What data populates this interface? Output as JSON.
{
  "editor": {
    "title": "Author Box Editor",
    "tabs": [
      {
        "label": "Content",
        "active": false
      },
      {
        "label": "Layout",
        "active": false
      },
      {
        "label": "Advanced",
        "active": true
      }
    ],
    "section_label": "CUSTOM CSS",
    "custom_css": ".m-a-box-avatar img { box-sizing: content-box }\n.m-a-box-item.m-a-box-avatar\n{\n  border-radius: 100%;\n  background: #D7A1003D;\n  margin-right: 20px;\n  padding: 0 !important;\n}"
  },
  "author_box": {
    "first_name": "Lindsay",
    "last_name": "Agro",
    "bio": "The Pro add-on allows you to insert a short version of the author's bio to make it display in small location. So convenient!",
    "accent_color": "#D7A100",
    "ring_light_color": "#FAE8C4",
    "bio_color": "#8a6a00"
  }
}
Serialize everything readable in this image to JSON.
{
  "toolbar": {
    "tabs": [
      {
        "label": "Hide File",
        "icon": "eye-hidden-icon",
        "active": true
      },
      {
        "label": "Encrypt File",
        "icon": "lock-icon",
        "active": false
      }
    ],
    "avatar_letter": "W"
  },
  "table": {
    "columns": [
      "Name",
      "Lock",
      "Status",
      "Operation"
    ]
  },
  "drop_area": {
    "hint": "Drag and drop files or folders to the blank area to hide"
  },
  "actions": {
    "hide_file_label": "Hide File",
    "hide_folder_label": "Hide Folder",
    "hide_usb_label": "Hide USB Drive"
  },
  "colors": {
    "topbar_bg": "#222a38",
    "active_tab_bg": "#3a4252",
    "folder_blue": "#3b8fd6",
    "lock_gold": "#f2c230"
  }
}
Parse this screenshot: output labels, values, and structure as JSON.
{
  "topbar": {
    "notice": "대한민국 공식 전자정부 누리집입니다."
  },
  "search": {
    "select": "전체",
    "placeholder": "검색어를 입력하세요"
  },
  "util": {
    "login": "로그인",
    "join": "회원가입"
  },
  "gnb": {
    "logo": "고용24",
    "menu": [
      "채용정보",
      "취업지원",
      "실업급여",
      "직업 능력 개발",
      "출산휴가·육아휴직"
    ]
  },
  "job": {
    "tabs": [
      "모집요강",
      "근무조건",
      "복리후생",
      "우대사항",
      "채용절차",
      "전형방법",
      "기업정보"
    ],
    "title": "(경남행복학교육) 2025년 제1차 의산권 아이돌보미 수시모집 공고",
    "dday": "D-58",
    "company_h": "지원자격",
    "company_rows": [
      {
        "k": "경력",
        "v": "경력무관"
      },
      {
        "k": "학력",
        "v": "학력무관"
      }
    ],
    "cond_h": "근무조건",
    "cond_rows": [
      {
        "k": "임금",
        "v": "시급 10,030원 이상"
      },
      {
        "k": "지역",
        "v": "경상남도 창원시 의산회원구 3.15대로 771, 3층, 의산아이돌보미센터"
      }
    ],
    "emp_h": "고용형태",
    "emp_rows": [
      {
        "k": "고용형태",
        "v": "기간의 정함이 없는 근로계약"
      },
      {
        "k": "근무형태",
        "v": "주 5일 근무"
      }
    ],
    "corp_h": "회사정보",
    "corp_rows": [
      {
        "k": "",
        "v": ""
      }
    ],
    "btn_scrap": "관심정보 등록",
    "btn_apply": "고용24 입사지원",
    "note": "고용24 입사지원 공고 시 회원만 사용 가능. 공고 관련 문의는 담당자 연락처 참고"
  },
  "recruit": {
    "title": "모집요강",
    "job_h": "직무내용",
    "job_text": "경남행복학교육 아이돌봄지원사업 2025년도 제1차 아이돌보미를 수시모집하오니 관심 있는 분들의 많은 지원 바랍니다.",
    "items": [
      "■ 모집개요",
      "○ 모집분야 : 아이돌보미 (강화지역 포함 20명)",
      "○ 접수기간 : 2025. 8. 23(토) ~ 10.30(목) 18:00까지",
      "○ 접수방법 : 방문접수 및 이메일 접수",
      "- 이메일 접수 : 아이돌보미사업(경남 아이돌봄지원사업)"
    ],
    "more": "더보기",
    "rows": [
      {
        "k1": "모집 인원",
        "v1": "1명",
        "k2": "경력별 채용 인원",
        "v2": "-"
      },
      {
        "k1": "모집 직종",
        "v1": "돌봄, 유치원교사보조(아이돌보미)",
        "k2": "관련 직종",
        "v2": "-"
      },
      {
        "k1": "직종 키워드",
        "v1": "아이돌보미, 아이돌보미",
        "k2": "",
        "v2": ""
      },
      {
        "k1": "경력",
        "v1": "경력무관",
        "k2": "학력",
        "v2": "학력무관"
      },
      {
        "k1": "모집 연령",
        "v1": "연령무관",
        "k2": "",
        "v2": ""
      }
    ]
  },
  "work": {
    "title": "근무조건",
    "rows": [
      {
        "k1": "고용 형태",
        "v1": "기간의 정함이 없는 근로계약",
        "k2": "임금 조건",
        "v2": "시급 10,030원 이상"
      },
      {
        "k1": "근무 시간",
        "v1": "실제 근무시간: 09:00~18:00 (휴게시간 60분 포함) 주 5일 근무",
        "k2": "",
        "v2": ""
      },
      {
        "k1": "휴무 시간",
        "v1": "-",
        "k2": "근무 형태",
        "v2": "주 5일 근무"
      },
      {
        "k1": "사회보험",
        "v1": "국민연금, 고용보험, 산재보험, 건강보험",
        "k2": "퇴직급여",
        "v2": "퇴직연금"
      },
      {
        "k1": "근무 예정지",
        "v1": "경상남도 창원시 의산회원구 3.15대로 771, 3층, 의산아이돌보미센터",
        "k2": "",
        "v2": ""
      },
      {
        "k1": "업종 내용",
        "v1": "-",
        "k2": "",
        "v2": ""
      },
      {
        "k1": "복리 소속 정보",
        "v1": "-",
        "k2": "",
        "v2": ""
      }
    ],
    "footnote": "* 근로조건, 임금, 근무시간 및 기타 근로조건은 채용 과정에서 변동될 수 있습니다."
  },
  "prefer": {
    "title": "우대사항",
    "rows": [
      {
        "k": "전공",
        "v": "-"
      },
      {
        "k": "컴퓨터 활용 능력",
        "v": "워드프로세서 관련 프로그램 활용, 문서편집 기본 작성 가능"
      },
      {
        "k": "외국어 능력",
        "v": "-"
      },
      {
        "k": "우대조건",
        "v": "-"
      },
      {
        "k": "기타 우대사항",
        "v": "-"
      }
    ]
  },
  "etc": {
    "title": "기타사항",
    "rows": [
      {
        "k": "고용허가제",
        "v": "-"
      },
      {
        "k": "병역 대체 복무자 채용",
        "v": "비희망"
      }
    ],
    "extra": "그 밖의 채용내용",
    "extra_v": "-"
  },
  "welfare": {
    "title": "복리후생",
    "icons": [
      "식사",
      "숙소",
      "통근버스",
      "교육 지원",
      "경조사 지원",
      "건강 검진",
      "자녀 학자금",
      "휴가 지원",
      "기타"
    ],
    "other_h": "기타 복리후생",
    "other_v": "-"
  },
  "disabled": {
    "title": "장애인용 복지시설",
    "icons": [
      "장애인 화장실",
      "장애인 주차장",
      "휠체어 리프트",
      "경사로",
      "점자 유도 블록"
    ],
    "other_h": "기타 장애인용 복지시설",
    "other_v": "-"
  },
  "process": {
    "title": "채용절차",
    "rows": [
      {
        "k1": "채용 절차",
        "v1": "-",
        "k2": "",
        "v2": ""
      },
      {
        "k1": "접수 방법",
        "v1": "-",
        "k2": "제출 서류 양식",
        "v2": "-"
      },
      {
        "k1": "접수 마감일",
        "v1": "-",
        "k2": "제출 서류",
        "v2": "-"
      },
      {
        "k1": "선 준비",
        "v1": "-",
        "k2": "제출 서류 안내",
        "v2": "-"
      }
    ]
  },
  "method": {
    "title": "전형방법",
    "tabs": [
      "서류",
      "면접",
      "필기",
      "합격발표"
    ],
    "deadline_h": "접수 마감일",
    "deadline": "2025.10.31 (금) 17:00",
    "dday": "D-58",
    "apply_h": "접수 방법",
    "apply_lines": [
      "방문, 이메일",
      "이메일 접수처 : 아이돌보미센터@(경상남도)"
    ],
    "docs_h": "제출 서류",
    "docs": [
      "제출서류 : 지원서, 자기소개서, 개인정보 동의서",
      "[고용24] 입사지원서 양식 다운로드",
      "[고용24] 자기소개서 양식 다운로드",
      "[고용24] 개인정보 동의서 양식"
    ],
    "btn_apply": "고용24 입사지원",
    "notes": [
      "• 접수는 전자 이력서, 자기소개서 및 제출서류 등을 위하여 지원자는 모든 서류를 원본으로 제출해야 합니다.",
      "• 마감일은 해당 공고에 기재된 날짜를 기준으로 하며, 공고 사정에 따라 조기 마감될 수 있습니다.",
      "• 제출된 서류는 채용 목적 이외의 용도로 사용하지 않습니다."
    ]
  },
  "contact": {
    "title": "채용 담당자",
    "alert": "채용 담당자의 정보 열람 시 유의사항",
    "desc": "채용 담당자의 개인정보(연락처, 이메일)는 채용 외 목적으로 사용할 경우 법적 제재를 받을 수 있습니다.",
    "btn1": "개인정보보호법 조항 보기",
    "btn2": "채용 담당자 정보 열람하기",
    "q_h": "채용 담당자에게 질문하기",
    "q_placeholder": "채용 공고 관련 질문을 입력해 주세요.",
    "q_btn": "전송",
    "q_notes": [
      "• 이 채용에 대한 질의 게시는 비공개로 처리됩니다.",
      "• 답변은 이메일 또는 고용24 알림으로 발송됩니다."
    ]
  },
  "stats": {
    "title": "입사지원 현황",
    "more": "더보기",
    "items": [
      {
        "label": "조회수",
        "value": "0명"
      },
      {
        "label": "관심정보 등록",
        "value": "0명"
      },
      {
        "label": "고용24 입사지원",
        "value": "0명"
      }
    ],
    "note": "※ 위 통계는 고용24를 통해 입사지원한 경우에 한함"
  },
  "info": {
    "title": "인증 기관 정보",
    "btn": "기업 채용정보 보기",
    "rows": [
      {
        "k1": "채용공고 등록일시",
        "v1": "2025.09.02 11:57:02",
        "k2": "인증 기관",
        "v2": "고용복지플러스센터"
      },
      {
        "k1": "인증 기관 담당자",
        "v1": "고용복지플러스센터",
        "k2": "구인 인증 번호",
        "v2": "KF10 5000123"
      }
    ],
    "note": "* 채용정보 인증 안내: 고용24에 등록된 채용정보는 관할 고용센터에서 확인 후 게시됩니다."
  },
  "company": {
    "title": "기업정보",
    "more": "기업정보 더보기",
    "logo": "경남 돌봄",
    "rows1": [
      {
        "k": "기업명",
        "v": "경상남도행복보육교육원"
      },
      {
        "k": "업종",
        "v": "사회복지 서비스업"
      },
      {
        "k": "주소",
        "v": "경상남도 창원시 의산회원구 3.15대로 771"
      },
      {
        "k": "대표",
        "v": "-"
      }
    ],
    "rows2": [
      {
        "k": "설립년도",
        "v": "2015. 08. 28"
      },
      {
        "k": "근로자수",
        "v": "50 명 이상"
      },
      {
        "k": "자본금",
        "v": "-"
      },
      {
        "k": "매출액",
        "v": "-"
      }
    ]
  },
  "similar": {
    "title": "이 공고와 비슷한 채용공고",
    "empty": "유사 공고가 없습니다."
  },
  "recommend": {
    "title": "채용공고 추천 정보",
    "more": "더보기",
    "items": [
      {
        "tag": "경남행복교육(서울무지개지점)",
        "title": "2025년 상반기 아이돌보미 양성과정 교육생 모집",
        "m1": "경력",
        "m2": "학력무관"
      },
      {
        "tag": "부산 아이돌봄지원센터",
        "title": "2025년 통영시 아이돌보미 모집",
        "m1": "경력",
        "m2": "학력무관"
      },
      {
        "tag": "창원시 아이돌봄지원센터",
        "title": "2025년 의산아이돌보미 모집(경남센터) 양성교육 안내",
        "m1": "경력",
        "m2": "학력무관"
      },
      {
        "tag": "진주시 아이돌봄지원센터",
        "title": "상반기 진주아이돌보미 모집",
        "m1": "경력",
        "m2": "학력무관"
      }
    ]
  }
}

+ + + +

## What to work on
Return the lines of the records that include the string "this".

## Complete response
What data populates this interface? Output as JSON.
Serialize everything readable in this image to JSON.
Parse this screenshot: output labels, values, and structure as JSON.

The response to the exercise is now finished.